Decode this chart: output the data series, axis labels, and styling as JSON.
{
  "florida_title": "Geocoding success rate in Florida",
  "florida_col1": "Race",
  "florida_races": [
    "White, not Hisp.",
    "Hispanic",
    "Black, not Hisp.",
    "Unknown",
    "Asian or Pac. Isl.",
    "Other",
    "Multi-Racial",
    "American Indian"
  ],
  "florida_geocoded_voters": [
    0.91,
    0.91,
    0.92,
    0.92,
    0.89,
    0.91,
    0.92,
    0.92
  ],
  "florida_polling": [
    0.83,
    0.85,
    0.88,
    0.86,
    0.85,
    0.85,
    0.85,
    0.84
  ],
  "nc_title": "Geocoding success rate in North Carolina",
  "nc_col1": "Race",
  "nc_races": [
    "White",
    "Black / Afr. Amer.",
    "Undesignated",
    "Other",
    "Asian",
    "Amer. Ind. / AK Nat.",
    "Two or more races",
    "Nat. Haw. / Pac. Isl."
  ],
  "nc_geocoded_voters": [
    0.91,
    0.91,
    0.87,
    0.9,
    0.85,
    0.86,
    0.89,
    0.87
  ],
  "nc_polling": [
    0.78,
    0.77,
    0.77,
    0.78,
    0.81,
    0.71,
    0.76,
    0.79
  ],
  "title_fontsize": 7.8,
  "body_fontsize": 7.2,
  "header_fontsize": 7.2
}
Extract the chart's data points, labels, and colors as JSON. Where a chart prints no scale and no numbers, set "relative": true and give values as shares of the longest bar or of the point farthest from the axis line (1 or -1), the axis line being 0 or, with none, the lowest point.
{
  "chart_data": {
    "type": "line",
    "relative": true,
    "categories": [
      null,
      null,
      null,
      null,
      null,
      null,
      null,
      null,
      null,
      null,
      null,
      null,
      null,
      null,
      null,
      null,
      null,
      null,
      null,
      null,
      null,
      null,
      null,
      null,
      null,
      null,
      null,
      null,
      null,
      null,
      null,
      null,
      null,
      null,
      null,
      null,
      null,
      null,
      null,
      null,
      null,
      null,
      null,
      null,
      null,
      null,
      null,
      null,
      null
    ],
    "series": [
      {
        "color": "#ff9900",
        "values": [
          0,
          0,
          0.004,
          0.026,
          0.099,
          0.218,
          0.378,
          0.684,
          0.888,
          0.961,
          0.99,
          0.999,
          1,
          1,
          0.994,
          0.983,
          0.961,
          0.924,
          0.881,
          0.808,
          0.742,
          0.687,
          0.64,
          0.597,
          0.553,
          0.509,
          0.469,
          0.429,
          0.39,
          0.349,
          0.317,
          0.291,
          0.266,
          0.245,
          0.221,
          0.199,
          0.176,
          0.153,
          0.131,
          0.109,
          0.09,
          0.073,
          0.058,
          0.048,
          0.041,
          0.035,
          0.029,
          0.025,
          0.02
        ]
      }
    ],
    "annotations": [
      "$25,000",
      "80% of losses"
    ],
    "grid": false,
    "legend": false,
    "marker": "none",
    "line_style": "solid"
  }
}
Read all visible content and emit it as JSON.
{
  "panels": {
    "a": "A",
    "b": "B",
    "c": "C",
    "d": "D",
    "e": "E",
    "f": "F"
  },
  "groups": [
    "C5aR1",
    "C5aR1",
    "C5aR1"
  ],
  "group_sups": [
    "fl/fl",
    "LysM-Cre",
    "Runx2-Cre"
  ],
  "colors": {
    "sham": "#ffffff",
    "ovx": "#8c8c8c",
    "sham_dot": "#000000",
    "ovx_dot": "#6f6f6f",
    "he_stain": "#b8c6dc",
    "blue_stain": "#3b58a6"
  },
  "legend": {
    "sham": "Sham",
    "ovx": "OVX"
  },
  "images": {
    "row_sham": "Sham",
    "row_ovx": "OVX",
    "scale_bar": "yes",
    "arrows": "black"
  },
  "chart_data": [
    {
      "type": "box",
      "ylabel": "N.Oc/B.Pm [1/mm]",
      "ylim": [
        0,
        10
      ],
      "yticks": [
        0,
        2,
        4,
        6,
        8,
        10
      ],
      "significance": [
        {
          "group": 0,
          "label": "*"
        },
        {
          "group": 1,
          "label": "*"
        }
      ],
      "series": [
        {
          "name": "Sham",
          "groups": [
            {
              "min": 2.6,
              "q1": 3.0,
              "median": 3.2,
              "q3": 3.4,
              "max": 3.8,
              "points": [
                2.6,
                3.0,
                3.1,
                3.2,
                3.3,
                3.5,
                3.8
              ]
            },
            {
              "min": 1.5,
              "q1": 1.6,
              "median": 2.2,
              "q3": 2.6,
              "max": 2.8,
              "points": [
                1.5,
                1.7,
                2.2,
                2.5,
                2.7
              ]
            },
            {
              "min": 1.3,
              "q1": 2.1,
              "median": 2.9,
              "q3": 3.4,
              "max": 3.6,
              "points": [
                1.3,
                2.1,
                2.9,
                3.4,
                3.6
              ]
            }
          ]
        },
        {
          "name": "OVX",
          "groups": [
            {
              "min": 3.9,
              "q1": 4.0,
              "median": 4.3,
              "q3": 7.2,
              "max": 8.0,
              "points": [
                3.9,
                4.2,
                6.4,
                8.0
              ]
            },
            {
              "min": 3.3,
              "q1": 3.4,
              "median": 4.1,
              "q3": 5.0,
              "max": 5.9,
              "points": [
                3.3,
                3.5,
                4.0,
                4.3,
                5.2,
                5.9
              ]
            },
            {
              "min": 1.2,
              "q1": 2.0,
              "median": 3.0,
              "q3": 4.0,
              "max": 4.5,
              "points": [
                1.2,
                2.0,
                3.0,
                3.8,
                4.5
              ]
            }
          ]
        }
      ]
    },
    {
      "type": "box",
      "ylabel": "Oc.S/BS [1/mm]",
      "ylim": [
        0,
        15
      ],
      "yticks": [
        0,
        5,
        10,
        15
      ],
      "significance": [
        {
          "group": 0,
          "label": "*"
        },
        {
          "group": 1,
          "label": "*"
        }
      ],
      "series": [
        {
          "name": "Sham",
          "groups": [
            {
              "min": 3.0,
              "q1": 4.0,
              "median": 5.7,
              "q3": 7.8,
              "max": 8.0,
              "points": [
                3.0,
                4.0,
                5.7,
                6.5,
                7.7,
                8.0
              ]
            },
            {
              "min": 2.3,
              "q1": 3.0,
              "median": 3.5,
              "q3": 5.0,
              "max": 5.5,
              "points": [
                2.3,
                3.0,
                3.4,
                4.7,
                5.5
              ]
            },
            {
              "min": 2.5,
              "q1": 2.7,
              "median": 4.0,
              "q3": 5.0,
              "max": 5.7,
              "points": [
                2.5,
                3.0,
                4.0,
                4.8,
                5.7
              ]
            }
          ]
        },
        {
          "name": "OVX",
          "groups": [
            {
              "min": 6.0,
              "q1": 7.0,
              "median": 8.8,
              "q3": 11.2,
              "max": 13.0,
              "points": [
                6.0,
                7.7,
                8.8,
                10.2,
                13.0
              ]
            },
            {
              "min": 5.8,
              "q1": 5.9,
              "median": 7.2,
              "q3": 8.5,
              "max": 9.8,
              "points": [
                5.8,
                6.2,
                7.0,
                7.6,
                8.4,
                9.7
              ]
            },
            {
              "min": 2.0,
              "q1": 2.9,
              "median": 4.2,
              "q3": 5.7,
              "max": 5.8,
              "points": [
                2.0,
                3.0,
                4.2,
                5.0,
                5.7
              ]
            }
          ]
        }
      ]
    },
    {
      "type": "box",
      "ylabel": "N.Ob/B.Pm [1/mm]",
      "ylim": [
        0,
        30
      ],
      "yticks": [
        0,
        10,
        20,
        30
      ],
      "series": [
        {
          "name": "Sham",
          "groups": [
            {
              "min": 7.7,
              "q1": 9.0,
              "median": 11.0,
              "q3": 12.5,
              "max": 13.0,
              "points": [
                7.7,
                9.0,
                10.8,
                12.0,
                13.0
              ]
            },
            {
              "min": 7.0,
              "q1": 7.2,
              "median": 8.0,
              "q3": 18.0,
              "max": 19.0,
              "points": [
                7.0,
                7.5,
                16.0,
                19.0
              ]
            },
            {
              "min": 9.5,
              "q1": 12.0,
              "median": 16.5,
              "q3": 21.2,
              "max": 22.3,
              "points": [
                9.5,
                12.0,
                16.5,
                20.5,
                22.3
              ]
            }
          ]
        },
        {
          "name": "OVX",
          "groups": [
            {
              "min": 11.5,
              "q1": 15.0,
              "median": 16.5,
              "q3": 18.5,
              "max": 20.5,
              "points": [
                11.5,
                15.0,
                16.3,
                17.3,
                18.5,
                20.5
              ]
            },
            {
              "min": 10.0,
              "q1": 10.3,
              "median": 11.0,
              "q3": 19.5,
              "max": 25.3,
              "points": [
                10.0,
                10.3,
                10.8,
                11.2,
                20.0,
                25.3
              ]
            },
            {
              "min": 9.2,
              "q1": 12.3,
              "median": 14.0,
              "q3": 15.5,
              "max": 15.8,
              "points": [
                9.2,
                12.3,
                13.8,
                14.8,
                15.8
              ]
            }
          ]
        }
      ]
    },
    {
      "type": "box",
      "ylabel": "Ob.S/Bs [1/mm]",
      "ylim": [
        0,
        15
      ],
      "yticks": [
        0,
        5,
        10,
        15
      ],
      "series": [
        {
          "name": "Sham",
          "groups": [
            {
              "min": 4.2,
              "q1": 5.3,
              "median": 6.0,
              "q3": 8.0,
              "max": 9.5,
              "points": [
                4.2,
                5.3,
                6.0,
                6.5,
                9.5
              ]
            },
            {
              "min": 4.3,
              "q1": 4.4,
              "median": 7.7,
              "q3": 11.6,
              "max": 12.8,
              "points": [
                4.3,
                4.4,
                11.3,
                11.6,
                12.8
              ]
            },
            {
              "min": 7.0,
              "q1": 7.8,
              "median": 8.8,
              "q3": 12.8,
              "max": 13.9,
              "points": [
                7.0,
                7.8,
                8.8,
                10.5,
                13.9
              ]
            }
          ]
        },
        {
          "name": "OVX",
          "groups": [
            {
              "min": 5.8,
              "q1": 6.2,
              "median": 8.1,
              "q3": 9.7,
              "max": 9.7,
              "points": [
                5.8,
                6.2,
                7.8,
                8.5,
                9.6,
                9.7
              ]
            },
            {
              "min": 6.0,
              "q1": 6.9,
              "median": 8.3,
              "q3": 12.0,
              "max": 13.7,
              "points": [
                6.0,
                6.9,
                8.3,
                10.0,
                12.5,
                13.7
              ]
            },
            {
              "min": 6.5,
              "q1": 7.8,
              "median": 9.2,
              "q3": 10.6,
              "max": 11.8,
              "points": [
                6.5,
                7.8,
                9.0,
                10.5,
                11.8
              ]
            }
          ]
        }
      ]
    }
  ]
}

Task goal — Find all lines with "none" in them and copy each one.

Written answer —
Extract the chart's data points, labels, and colors as JSON. Where a chart prints no scale and no numbers, set "relative": true and give values as shares of the longest bar or of the point farthest from the axis line (1 or -1), the axis line being 0 or, with none, the lowest point.
    "marker": "none",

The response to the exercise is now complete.